Given request ▸
Check each line of the records below and collect those that include the word "soaking".
◇ ◇ ◇
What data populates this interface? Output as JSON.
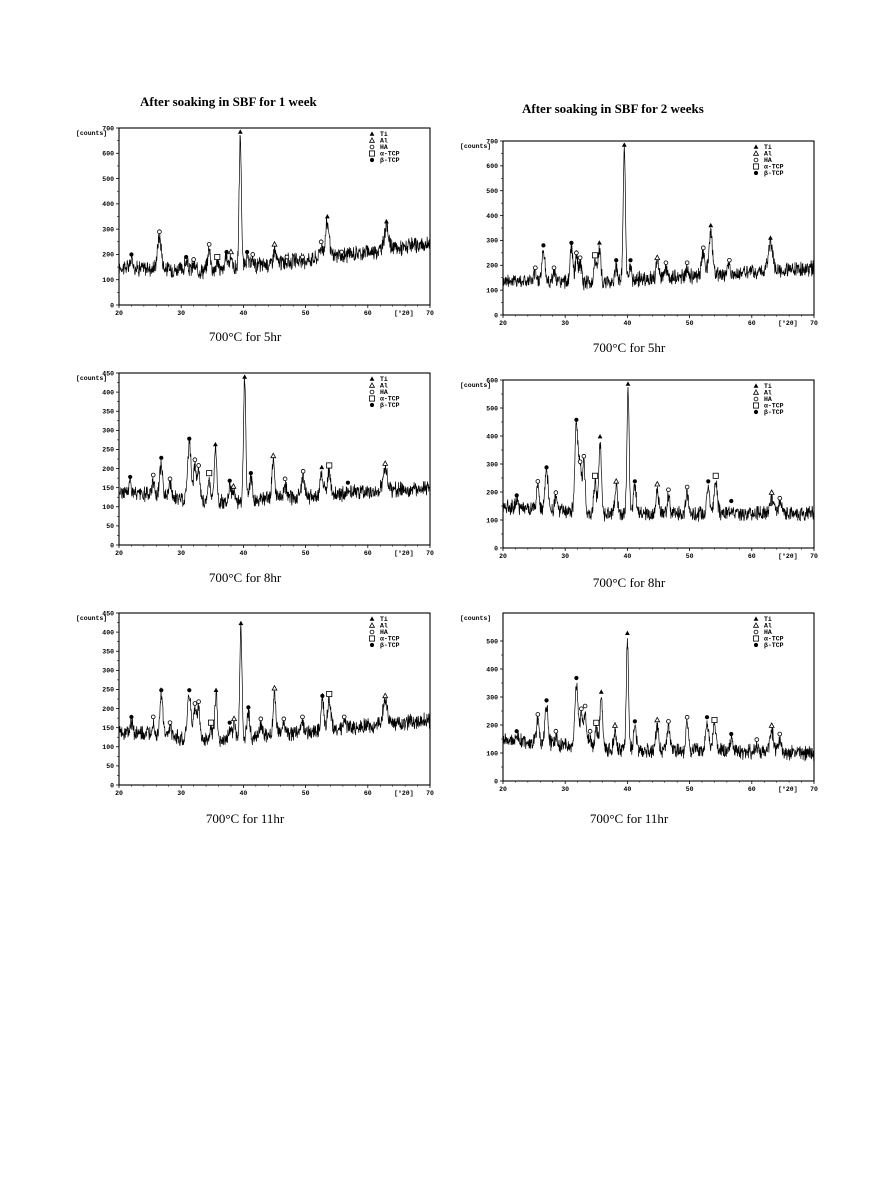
{
  "column_titles": [
    "After soaking  in SBF for 1 week",
    "After soaking  in SBF for 2 weeks"
  ],
  "chart_data": [
    {
      "type": "line",
      "column": "1 week",
      "caption": "700°C for 5hr",
      "ylabel": "[counts]",
      "xlabel": "[°2θ]",
      "xlim": [
        20,
        70
      ],
      "ylim": [
        0,
        700
      ],
      "xticks": [
        20,
        30,
        40,
        50,
        60,
        70
      ],
      "yticks": [
        0,
        100,
        200,
        300,
        400,
        500,
        600,
        700
      ],
      "legend": [
        "Ti",
        "Al",
        "HA",
        "α-TCP",
        "β-TCP"
      ],
      "baseline": {
        "x": [
          20,
          35,
          70
        ],
        "y": [
          150,
          135,
          240
        ]
      },
      "peaks": [
        {
          "x": 26.5,
          "y": 270,
          "w": 0.45,
          "marker": "HA"
        },
        {
          "x": 34.5,
          "y": 220,
          "w": 0.35,
          "marker": "HA"
        },
        {
          "x": 39.5,
          "y": 670,
          "w": 0.25,
          "marker": "Ti"
        },
        {
          "x": 45,
          "y": 220,
          "w": 0.3,
          "marker": "Al"
        },
        {
          "x": 52.5,
          "y": 230,
          "w": 0.4,
          "marker": "HA"
        },
        {
          "x": 53.5,
          "y": 330,
          "w": 0.4,
          "marker": "Ti"
        },
        {
          "x": 63,
          "y": 310,
          "w": 0.5,
          "marker": "Ti"
        },
        {
          "x": 38,
          "y": 190,
          "w": 0.3,
          "marker": "Al"
        },
        {
          "x": 37.3,
          "y": 190,
          "w": 0.3,
          "marker": "β-TCP"
        },
        {
          "x": 35.8,
          "y": 170,
          "w": 0.3,
          "marker": "α-TCP"
        },
        {
          "x": 30.8,
          "y": 170,
          "w": 0.3,
          "marker": "β-TCP"
        },
        {
          "x": 22,
          "y": 180,
          "w": 0.3,
          "marker": "β-TCP"
        },
        {
          "x": 40.6,
          "y": 190,
          "w": 0.25,
          "marker": "β-TCP"
        },
        {
          "x": 41.5,
          "y": 180,
          "w": 0.3,
          "marker": "HA"
        },
        {
          "x": 55.8,
          "y": 190,
          "w": 0.3,
          "marker": "HA"
        },
        {
          "x": 47,
          "y": 170,
          "w": 0.3,
          "marker": "HA"
        },
        {
          "x": 49.5,
          "y": 170,
          "w": 0.3,
          "marker": "HA"
        },
        {
          "x": 32,
          "y": 160,
          "w": 0.3,
          "marker": "HA"
        }
      ]
    },
    {
      "type": "line",
      "column": "2 weeks",
      "caption": "700°C for 5hr",
      "ylabel": "[counts]",
      "xlabel": "[°2θ]",
      "xlim": [
        20,
        70
      ],
      "ylim": [
        0,
        700
      ],
      "xticks": [
        20,
        30,
        40,
        50,
        60,
        70
      ],
      "yticks": [
        0,
        100,
        200,
        300,
        400,
        500,
        600,
        700
      ],
      "legend": [
        "Ti",
        "Al",
        "HA",
        "α-TCP",
        "β-TCP"
      ],
      "baseline": {
        "x": [
          20,
          35,
          70
        ],
        "y": [
          140,
          130,
          190
        ]
      },
      "peaks": [
        {
          "x": 26.5,
          "y": 260,
          "w": 0.35,
          "marker": "β-TCP"
        },
        {
          "x": 31,
          "y": 270,
          "w": 0.3,
          "marker": "β-TCP"
        },
        {
          "x": 31.8,
          "y": 230,
          "w": 0.3,
          "marker": "HA"
        },
        {
          "x": 32.4,
          "y": 210,
          "w": 0.3,
          "marker": "HA"
        },
        {
          "x": 34.8,
          "y": 220,
          "w": 0.3,
          "marker": "α-TCP"
        },
        {
          "x": 35.5,
          "y": 270,
          "w": 0.3,
          "marker": "Ti"
        },
        {
          "x": 38.2,
          "y": 200,
          "w": 0.3,
          "marker": "β-TCP"
        },
        {
          "x": 39.5,
          "y": 680,
          "w": 0.25,
          "marker": "Ti"
        },
        {
          "x": 40.5,
          "y": 200,
          "w": 0.25,
          "marker": "β-TCP"
        },
        {
          "x": 44.8,
          "y": 210,
          "w": 0.3,
          "marker": "Al"
        },
        {
          "x": 46.2,
          "y": 190,
          "w": 0.3,
          "marker": "HA"
        },
        {
          "x": 49.6,
          "y": 190,
          "w": 0.3,
          "marker": "HA"
        },
        {
          "x": 52.2,
          "y": 250,
          "w": 0.4,
          "marker": "HA"
        },
        {
          "x": 53.4,
          "y": 340,
          "w": 0.4,
          "marker": "Ti"
        },
        {
          "x": 56.4,
          "y": 200,
          "w": 0.3,
          "marker": "HA"
        },
        {
          "x": 63,
          "y": 290,
          "w": 0.5,
          "marker": "Ti"
        },
        {
          "x": 25.2,
          "y": 170,
          "w": 0.3,
          "marker": "HA"
        },
        {
          "x": 28.2,
          "y": 170,
          "w": 0.3,
          "marker": "HA"
        }
      ]
    },
    {
      "type": "line",
      "column": "1 week",
      "caption": "700°C for 8hr",
      "ylabel": "[counts]",
      "xlabel": "[°2θ]",
      "xlim": [
        20,
        70
      ],
      "ylim": [
        0,
        450
      ],
      "xticks": [
        20,
        30,
        40,
        50,
        60,
        70
      ],
      "yticks": [
        0,
        50,
        100,
        150,
        200,
        250,
        300,
        350,
        400,
        450
      ],
      "legend": [
        "Ti",
        "Al",
        "HA",
        "α-TCP",
        "β-TCP"
      ],
      "baseline": {
        "x": [
          20,
          35,
          70
        ],
        "y": [
          140,
          110,
          150
        ]
      },
      "peaks": [
        {
          "x": 21.8,
          "y": 165,
          "w": 0.3,
          "marker": "β-TCP"
        },
        {
          "x": 25.5,
          "y": 170,
          "w": 0.3,
          "marker": "HA"
        },
        {
          "x": 26.8,
          "y": 215,
          "w": 0.35,
          "marker": "β-TCP"
        },
        {
          "x": 28.2,
          "y": 160,
          "w": 0.3,
          "marker": "HA"
        },
        {
          "x": 31.3,
          "y": 265,
          "w": 0.4,
          "marker": "β-TCP"
        },
        {
          "x": 32.2,
          "y": 210,
          "w": 0.3,
          "marker": "HA"
        },
        {
          "x": 32.8,
          "y": 195,
          "w": 0.3,
          "marker": "HA"
        },
        {
          "x": 34.5,
          "y": 175,
          "w": 0.3,
          "marker": "α-TCP"
        },
        {
          "x": 35.5,
          "y": 250,
          "w": 0.3,
          "marker": "Ti"
        },
        {
          "x": 37.8,
          "y": 155,
          "w": 0.3,
          "marker": "β-TCP"
        },
        {
          "x": 38.4,
          "y": 140,
          "w": 0.3,
          "marker": "Al"
        },
        {
          "x": 40.2,
          "y": 438,
          "w": 0.25,
          "marker": "Ti"
        },
        {
          "x": 41.2,
          "y": 175,
          "w": 0.3,
          "marker": "β-TCP"
        },
        {
          "x": 44.8,
          "y": 220,
          "w": 0.3,
          "marker": "Al"
        },
        {
          "x": 46.7,
          "y": 160,
          "w": 0.3,
          "marker": "HA"
        },
        {
          "x": 49.6,
          "y": 180,
          "w": 0.3,
          "marker": "HA"
        },
        {
          "x": 52.6,
          "y": 190,
          "w": 0.35,
          "marker": "Ti"
        },
        {
          "x": 53.8,
          "y": 195,
          "w": 0.35,
          "marker": "α-TCP"
        },
        {
          "x": 56.8,
          "y": 150,
          "w": 0.3,
          "marker": "β-TCP"
        },
        {
          "x": 62.8,
          "y": 200,
          "w": 0.5,
          "marker": "Al"
        }
      ]
    },
    {
      "type": "line",
      "column": "2 weeks",
      "caption": "700°C for 8hr",
      "ylabel": "[counts]",
      "xlabel": "[°2θ]",
      "xlim": [
        20,
        70
      ],
      "ylim": [
        0,
        600
      ],
      "xticks": [
        20,
        30,
        40,
        50,
        60,
        70
      ],
      "yticks": [
        0,
        100,
        200,
        300,
        400,
        500,
        600
      ],
      "legend": [
        "Ti",
        "Al",
        "HA",
        "α-TCP",
        "β-TCP"
      ],
      "baseline": {
        "x": [
          20,
          35,
          70
        ],
        "y": [
          150,
          120,
          125
        ]
      },
      "peaks": [
        {
          "x": 22.2,
          "y": 170,
          "w": 0.3,
          "marker": "β-TCP"
        },
        {
          "x": 25.6,
          "y": 220,
          "w": 0.3,
          "marker": "HA"
        },
        {
          "x": 27,
          "y": 270,
          "w": 0.35,
          "marker": "β-TCP"
        },
        {
          "x": 28.5,
          "y": 180,
          "w": 0.3,
          "marker": "HA"
        },
        {
          "x": 31.8,
          "y": 440,
          "w": 0.35,
          "marker": "β-TCP"
        },
        {
          "x": 32.4,
          "y": 290,
          "w": 0.3,
          "marker": "HA"
        },
        {
          "x": 33,
          "y": 310,
          "w": 0.3,
          "marker": "HA"
        },
        {
          "x": 34.8,
          "y": 240,
          "w": 0.3,
          "marker": "α-TCP"
        },
        {
          "x": 35.6,
          "y": 380,
          "w": 0.3,
          "marker": "Ti"
        },
        {
          "x": 38.2,
          "y": 220,
          "w": 0.3,
          "marker": "Al"
        },
        {
          "x": 40.1,
          "y": 570,
          "w": 0.25,
          "marker": "Ti"
        },
        {
          "x": 41.2,
          "y": 220,
          "w": 0.3,
          "marker": "β-TCP"
        },
        {
          "x": 44.8,
          "y": 210,
          "w": 0.3,
          "marker": "Al"
        },
        {
          "x": 46.6,
          "y": 190,
          "w": 0.3,
          "marker": "HA"
        },
        {
          "x": 49.6,
          "y": 200,
          "w": 0.3,
          "marker": "HA"
        },
        {
          "x": 53,
          "y": 220,
          "w": 0.35,
          "marker": "β-TCP"
        },
        {
          "x": 54.2,
          "y": 240,
          "w": 0.35,
          "marker": "α-TCP"
        },
        {
          "x": 56.7,
          "y": 150,
          "w": 0.3,
          "marker": "β-TCP"
        },
        {
          "x": 63.2,
          "y": 180,
          "w": 0.4,
          "marker": "Al"
        },
        {
          "x": 64.5,
          "y": 160,
          "w": 0.3,
          "marker": "HA"
        }
      ]
    },
    {
      "type": "line",
      "column": "1 week",
      "caption": "700°C for 11hr",
      "ylabel": "[counts]",
      "xlabel": "[°2θ]",
      "xlim": [
        20,
        70
      ],
      "ylim": [
        0,
        450
      ],
      "xticks": [
        20,
        30,
        40,
        50,
        60,
        70
      ],
      "yticks": [
        0,
        50,
        100,
        150,
        200,
        250,
        300,
        350,
        400,
        450
      ],
      "legend": [
        "Ti",
        "Al",
        "HA",
        "α-TCP",
        "β-TCP"
      ],
      "baseline": {
        "x": [
          20,
          35,
          70
        ],
        "y": [
          140,
          115,
          170
        ]
      },
      "peaks": [
        {
          "x": 22,
          "y": 165,
          "w": 0.3,
          "marker": "β-TCP"
        },
        {
          "x": 25.5,
          "y": 165,
          "w": 0.3,
          "marker": "HA"
        },
        {
          "x": 26.8,
          "y": 235,
          "w": 0.35,
          "marker": "β-TCP"
        },
        {
          "x": 28.2,
          "y": 150,
          "w": 0.3,
          "marker": "HA"
        },
        {
          "x": 31.3,
          "y": 235,
          "w": 0.4,
          "marker": "β-TCP"
        },
        {
          "x": 32.2,
          "y": 200,
          "w": 0.3,
          "marker": "HA"
        },
        {
          "x": 32.8,
          "y": 205,
          "w": 0.3,
          "marker": "HA"
        },
        {
          "x": 34.8,
          "y": 150,
          "w": 0.3,
          "marker": "α-TCP"
        },
        {
          "x": 35.6,
          "y": 235,
          "w": 0.3,
          "marker": "Ti"
        },
        {
          "x": 37.8,
          "y": 150,
          "w": 0.3,
          "marker": "β-TCP"
        },
        {
          "x": 38.5,
          "y": 160,
          "w": 0.3,
          "marker": "Al"
        },
        {
          "x": 39.6,
          "y": 410,
          "w": 0.25,
          "marker": "Ti"
        },
        {
          "x": 40.8,
          "y": 190,
          "w": 0.3,
          "marker": "β-TCP"
        },
        {
          "x": 42.8,
          "y": 160,
          "w": 0.3,
          "marker": "HA"
        },
        {
          "x": 45,
          "y": 240,
          "w": 0.3,
          "marker": "Al"
        },
        {
          "x": 46.5,
          "y": 160,
          "w": 0.3,
          "marker": "HA"
        },
        {
          "x": 49.5,
          "y": 165,
          "w": 0.3,
          "marker": "HA"
        },
        {
          "x": 52.7,
          "y": 220,
          "w": 0.35,
          "marker": "β-TCP"
        },
        {
          "x": 53.8,
          "y": 225,
          "w": 0.35,
          "marker": "α-TCP"
        },
        {
          "x": 56.2,
          "y": 165,
          "w": 0.3,
          "marker": "HA"
        },
        {
          "x": 62.8,
          "y": 220,
          "w": 0.5,
          "marker": "Al"
        }
      ]
    },
    {
      "type": "line",
      "column": "2 weeks",
      "caption": "700°C for 11hr",
      "ylabel": "[counts]",
      "xlabel": "[°2θ]",
      "xlim": [
        20,
        70
      ],
      "ylim": [
        0,
        600
      ],
      "xticks": [
        20,
        30,
        40,
        50,
        60,
        70
      ],
      "yticks": [
        0,
        100,
        200,
        300,
        400,
        500
      ],
      "legend": [
        "Ti",
        "Al",
        "HA",
        "α-TCP",
        "β-TCP"
      ],
      "baseline": {
        "x": [
          20,
          35,
          70
        ],
        "y": [
          150,
          115,
          100
        ]
      },
      "peaks": [
        {
          "x": 22.2,
          "y": 160,
          "w": 0.3,
          "marker": "β-TCP"
        },
        {
          "x": 25.6,
          "y": 220,
          "w": 0.3,
          "marker": "HA"
        },
        {
          "x": 27,
          "y": 270,
          "w": 0.35,
          "marker": "β-TCP"
        },
        {
          "x": 28.5,
          "y": 160,
          "w": 0.3,
          "marker": "HA"
        },
        {
          "x": 31.8,
          "y": 350,
          "w": 0.35,
          "marker": "β-TCP"
        },
        {
          "x": 32.6,
          "y": 240,
          "w": 0.3,
          "marker": "HA"
        },
        {
          "x": 33.2,
          "y": 250,
          "w": 0.3,
          "marker": "HA"
        },
        {
          "x": 34,
          "y": 160,
          "w": 0.3,
          "marker": "HA"
        },
        {
          "x": 35,
          "y": 190,
          "w": 0.3,
          "marker": "α-TCP"
        },
        {
          "x": 35.8,
          "y": 300,
          "w": 0.3,
          "marker": "Ti"
        },
        {
          "x": 38,
          "y": 180,
          "w": 0.3,
          "marker": "Al"
        },
        {
          "x": 40,
          "y": 510,
          "w": 0.25,
          "marker": "Ti"
        },
        {
          "x": 41.2,
          "y": 195,
          "w": 0.3,
          "marker": "β-TCP"
        },
        {
          "x": 44.8,
          "y": 200,
          "w": 0.3,
          "marker": "Al"
        },
        {
          "x": 46.6,
          "y": 195,
          "w": 0.3,
          "marker": "HA"
        },
        {
          "x": 49.6,
          "y": 210,
          "w": 0.3,
          "marker": "HA"
        },
        {
          "x": 52.8,
          "y": 210,
          "w": 0.35,
          "marker": "β-TCP"
        },
        {
          "x": 54,
          "y": 200,
          "w": 0.35,
          "marker": "α-TCP"
        },
        {
          "x": 56.7,
          "y": 150,
          "w": 0.3,
          "marker": "β-TCP"
        },
        {
          "x": 63.2,
          "y": 180,
          "w": 0.4,
          "marker": "Al"
        },
        {
          "x": 64.5,
          "y": 150,
          "w": 0.3,
          "marker": "HA"
        },
        {
          "x": 60.8,
          "y": 130,
          "w": 0.3,
          "marker": "HA"
        }
      ]
    }
  ]
}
◇ ◇ ◇
Correct output ▸
    "After soaking  in SBF for 1 week",
    "After soaking  in SBF for 2 weeks"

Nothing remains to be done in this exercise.